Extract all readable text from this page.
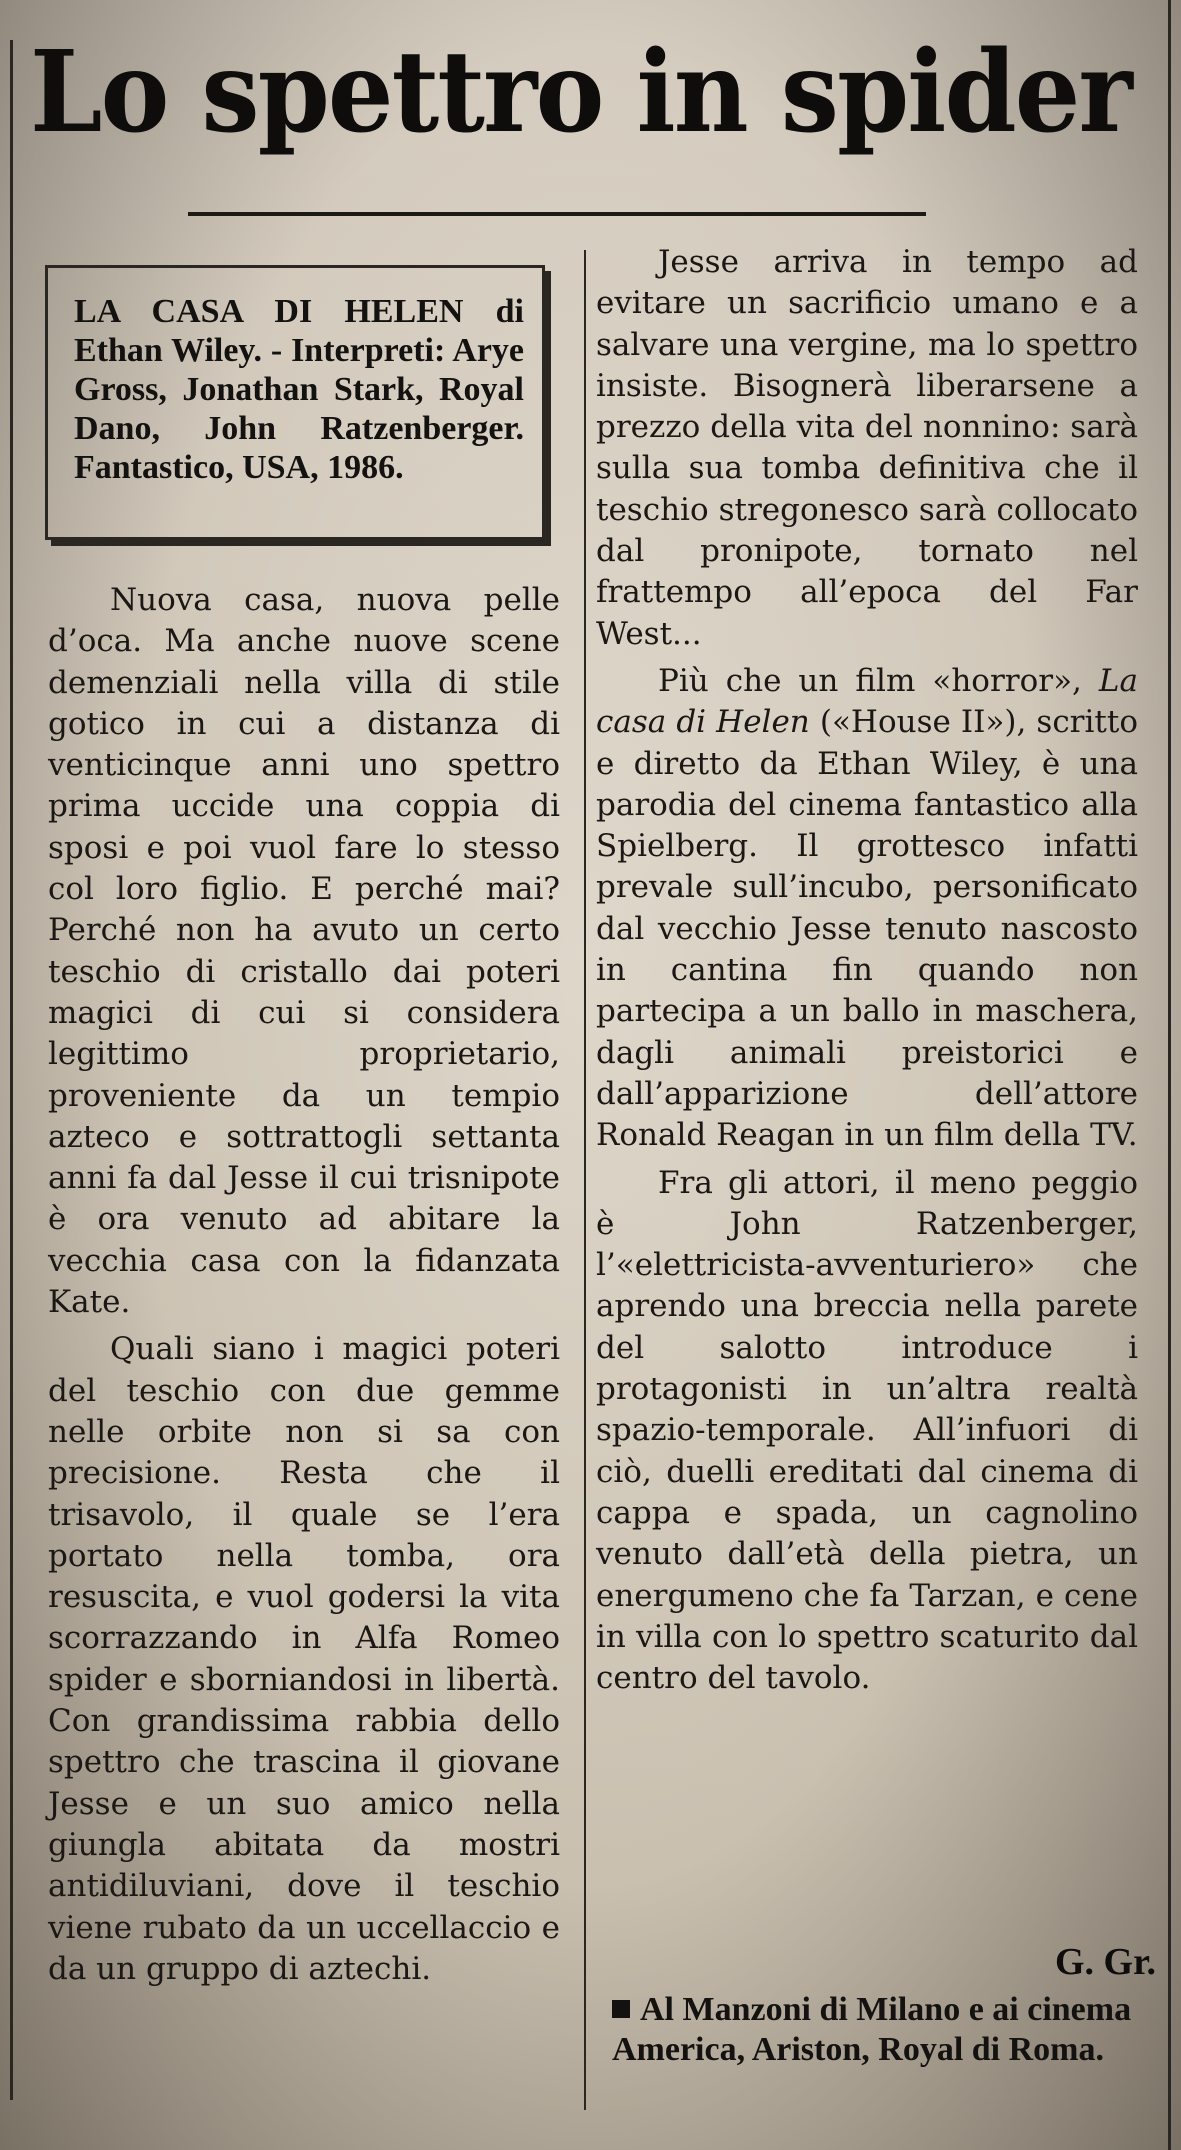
Lo spettro in spider

LA CASA DI HELEN di Ethan Wiley. - Interpreti: Arye Gross, Jonathan Stark, Royal Dano, John Ratzenberger. Fantastico, USA, 1986.

Nuova casa, nuova pelle d’oca. Ma anche nuove scene demenziali nella villa di stile gotico in cui a distanza di venticinque anni uno spettro prima uccide una coppia di sposi e poi vuol fare lo stesso col loro figlio. E perché mai? Perché non ha avuto un certo teschio di cristallo dai poteri magici di cui si considera legittimo proprietario, proveniente da un tempio azteco e sottrattogli settanta anni fa dal Jesse il cui trisnipote è ora venuto ad abitare la vecchia casa con la fidanzata Kate.

Quali siano i magici poteri del teschio con due gemme nelle orbite non si sa con precisione. Resta che il trisavolo, il quale se l’era portato nella tomba, ora resuscita, e vuol godersi la vita scorrazzando in Alfa Romeo spider e sborniandosi in libertà. Con grandissima rabbia dello spettro che trascina il giovane Jesse e un suo amico nella giungla abitata da mostri antidiluviani, dove il teschio viene rubato da un uccellaccio e da un gruppo di aztechi.

Jesse arriva in tempo ad evitare un sacrificio umano e a salvare una vergine, ma lo spettro insiste. Bisognerà liberarsene a prezzo della vita del nonnino: sarà sulla sua tomba definitiva che il teschio stregonesco sarà collocato dal pronipote, tornato nel frattempo all’epoca del Far West...

Più che un film «horror», La casa di Helen («House II»), scritto e diretto da Ethan Wiley, è una parodia del cinema fantastico alla Spielberg. Il grottesco infatti prevale sull’incubo, personificato dal vecchio Jesse tenuto nascosto in cantina fin quando non partecipa a un ballo in maschera, dagli animali preistorici e dall’apparizione dell’attore Ronald Reagan in un film della TV.

Fra gli attori, il meno peggio è John Ratzenberger, l’«elettricista-avventuriero» che aprendo una breccia nella parete del salotto introduce i protagonisti in un’altra realtà spazio-temporale. All’infuori di ciò, duelli ereditati dal cinema di cappa e spada, un cagnolino venuto dall’età della pietra, un energumeno che fa Tarzan, e cene in villa con lo spettro scaturito dal centro del tavolo.

G. Gr.
Al Manzoni di Milano e ai cinema America, Ariston, Royal di Roma.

:: EXERCISE TASK ::
Pictures are to be left out; repeat all the remaining data exactly.

:: FULL RESPONSE ::
Extract all readable text from this page.
Lo spettro in spider

LA CASA DI HELEN di Ethan Wiley. - Interpreti: Arye Gross, Jonathan Stark, Royal Dano, John Ratzenberger. Fantastico, USA, 1986.

Nuova casa, nuova pelle d’oca. Ma anche nuove scene demenziali nella villa di stile gotico in cui a distanza di venticinque anni uno spettro prima uccide una coppia di sposi e poi vuol fare lo stesso col loro figlio. E perché mai? Perché non ha avuto un certo teschio di cristallo dai poteri magici di cui si considera legittimo proprietario, proveniente da un tempio azteco e sottrattogli settanta anni fa dal Jesse il cui trisnipote è ora venuto ad abitare la vecchia casa con la fidanzata Kate.

Quali siano i magici poteri del teschio con due gemme nelle orbite non si sa con precisione. Resta che il trisavolo, il quale se l’era portato nella tomba, ora resuscita, e vuol godersi la vita scorrazzando in Alfa Romeo spider e sborniandosi in libertà. Con grandissima rabbia dello spettro che trascina il giovane Jesse e un suo amico nella giungla abitata da mostri antidiluviani, dove il teschio viene rubato da un uccellaccio e da un gruppo di aztechi.

Jesse arriva in tempo ad evitare un sacrificio umano e a salvare una vergine, ma lo spettro insiste. Bisognerà liberarsene a prezzo della vita del nonnino: sarà sulla sua tomba definitiva che il teschio stregonesco sarà collocato dal pronipote, tornato nel frattempo all’epoca del Far West...

Più che un film «horror», La casa di Helen («House II»), scritto e diretto da Ethan Wiley, è una parodia del cinema fantastico alla Spielberg. Il grottesco infatti prevale sull’incubo, personificato dal vecchio Jesse tenuto nascosto in cantina fin quando non partecipa a un ballo in maschera, dagli animali preistorici e dall’apparizione dell’attore Ronald Reagan in un film della TV.

Fra gli attori, il meno peggio è John Ratzenberger, l’«elettricista-avventuriero» che aprendo una breccia nella parete del salotto introduce i protagonisti in un’altra realtà spazio-temporale. All’infuori di ciò, duelli ereditati dal cinema di cappa e spada, un cagnolino venuto dall’età della pietra, un energumeno che fa Tarzan, e cene in villa con lo spettro scaturito dal centro del tavolo.

G. Gr.
Al Manzoni di Milano e ai cinema America, Ariston, Royal di Roma.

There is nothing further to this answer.